▶ Written exercise: Go through the entries and transcribe each one exactly, dropping the pictures.

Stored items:
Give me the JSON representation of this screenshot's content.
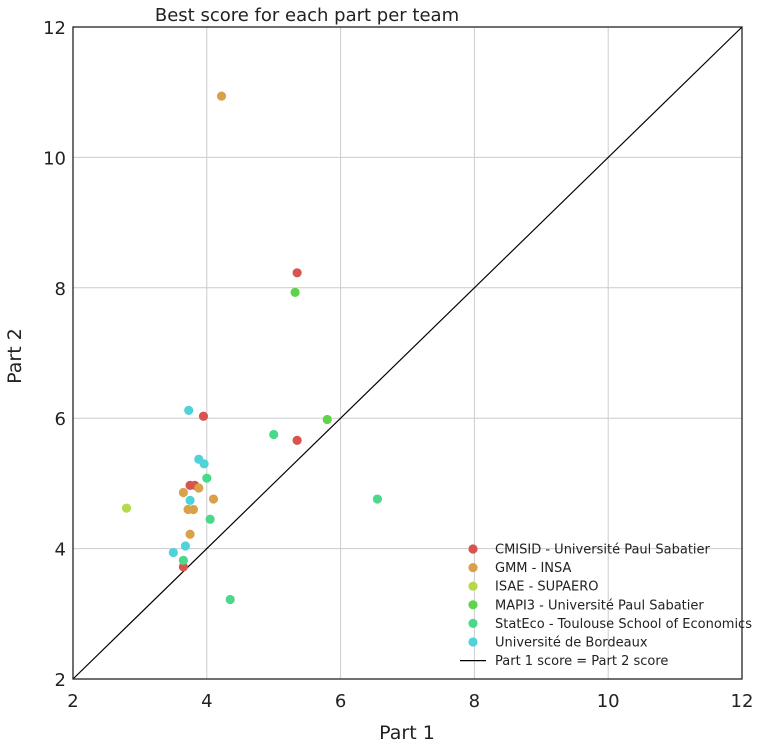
{
  "chart_data": {
    "type": "scatter",
    "title": "Best score for each part per team",
    "xlabel": "Part 1",
    "ylabel": "Part 2",
    "xlim": [
      2,
      12
    ],
    "ylim": [
      2,
      12
    ],
    "xticks": [
      2,
      4,
      6,
      8,
      10,
      12
    ],
    "yticks": [
      2,
      4,
      6,
      8,
      10,
      12
    ],
    "grid": true,
    "legend_position": "bottom-right",
    "reference_line": {
      "label": "Part 1 score = Part 2 score",
      "points": [
        [
          2,
          2
        ],
        [
          12,
          12
        ]
      ],
      "color": "#000000"
    },
    "series": [
      {
        "name": "CMISID - Université Paul Sabatier",
        "color": "#d9534f",
        "points": [
          [
            5.35,
            8.23
          ],
          [
            3.95,
            6.03
          ],
          [
            5.35,
            5.66
          ],
          [
            3.75,
            4.97
          ],
          [
            3.82,
            4.97
          ],
          [
            3.65,
            3.72
          ]
        ]
      },
      {
        "name": "GMM - INSA",
        "color": "#d9a24a",
        "points": [
          [
            4.22,
            10.94
          ],
          [
            3.65,
            4.86
          ],
          [
            3.88,
            4.93
          ],
          [
            4.1,
            4.76
          ],
          [
            3.72,
            4.6
          ],
          [
            3.8,
            4.6
          ],
          [
            3.75,
            4.22
          ]
        ]
      },
      {
        "name": "ISAE - SUPAERO",
        "color": "#b5d94a",
        "points": [
          [
            2.8,
            4.62
          ]
        ]
      },
      {
        "name": "MAPI3 - Université Paul Sabatier",
        "color": "#5fd44a",
        "points": [
          [
            5.32,
            7.93
          ],
          [
            5.8,
            5.98
          ]
        ]
      },
      {
        "name": "StatEco - Toulouse School of Economics",
        "color": "#4ad98a",
        "points": [
          [
            5.0,
            5.75
          ],
          [
            4.0,
            5.08
          ],
          [
            6.55,
            4.76
          ],
          [
            4.05,
            4.45
          ],
          [
            3.65,
            3.82
          ],
          [
            4.35,
            3.22
          ]
        ]
      },
      {
        "name": "Université de Bordeaux",
        "color": "#4fd2da",
        "points": [
          [
            3.73,
            6.12
          ],
          [
            3.88,
            5.37
          ],
          [
            3.96,
            5.3
          ],
          [
            3.75,
            4.74
          ],
          [
            3.68,
            4.04
          ],
          [
            3.5,
            3.94
          ]
        ]
      }
    ]
  }
}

▶ Full answer:
Give me the JSON representation of this screenshot's content.
{
  "chart_data": {
    "type": "scatter",
    "title": "Best score for each part per team",
    "xlabel": "Part 1",
    "ylabel": "Part 2",
    "xlim": [
      2,
      12
    ],
    "ylim": [
      2,
      12
    ],
    "xticks": [
      2,
      4,
      6,
      8,
      10,
      12
    ],
    "yticks": [
      2,
      4,
      6,
      8,
      10,
      12
    ],
    "grid": true,
    "legend_position": "bottom-right",
    "reference_line": {
      "label": "Part 1 score = Part 2 score",
      "points": [
        [
          2,
          2
        ],
        [
          12,
          12
        ]
      ],
      "color": "#000000"
    },
    "series": [
      {
        "name": "CMISID - Université Paul Sabatier",
        "color": "#d9534f",
        "points": [
          [
            5.35,
            8.23
          ],
          [
            3.95,
            6.03
          ],
          [
            5.35,
            5.66
          ],
          [
            3.75,
            4.97
          ],
          [
            3.82,
            4.97
          ],
          [
            3.65,
            3.72
          ]
        ]
      },
      {
        "name": "GMM - INSA",
        "color": "#d9a24a",
        "points": [
          [
            4.22,
            10.94
          ],
          [
            3.65,
            4.86
          ],
          [
            3.88,
            4.93
          ],
          [
            4.1,
            4.76
          ],
          [
            3.72,
            4.6
          ],
          [
            3.8,
            4.6
          ],
          [
            3.75,
            4.22
          ]
        ]
      },
      {
        "name": "ISAE - SUPAERO",
        "color": "#b5d94a",
        "points": [
          [
            2.8,
            4.62
          ]
        ]
      },
      {
        "name": "MAPI3 - Université Paul Sabatier",
        "color": "#5fd44a",
        "points": [
          [
            5.32,
            7.93
          ],
          [
            5.8,
            5.98
          ]
        ]
      },
      {
        "name": "StatEco - Toulouse School of Economics",
        "color": "#4ad98a",
        "points": [
          [
            5.0,
            5.75
          ],
          [
            4.0,
            5.08
          ],
          [
            6.55,
            4.76
          ],
          [
            4.05,
            4.45
          ],
          [
            3.65,
            3.82
          ],
          [
            4.35,
            3.22
          ]
        ]
      },
      {
        "name": "Université de Bordeaux",
        "color": "#4fd2da",
        "points": [
          [
            3.73,
            6.12
          ],
          [
            3.88,
            5.37
          ],
          [
            3.96,
            5.3
          ],
          [
            3.75,
            4.74
          ],
          [
            3.68,
            4.04
          ],
          [
            3.5,
            3.94
          ]
        ]
      }
    ]
  }
}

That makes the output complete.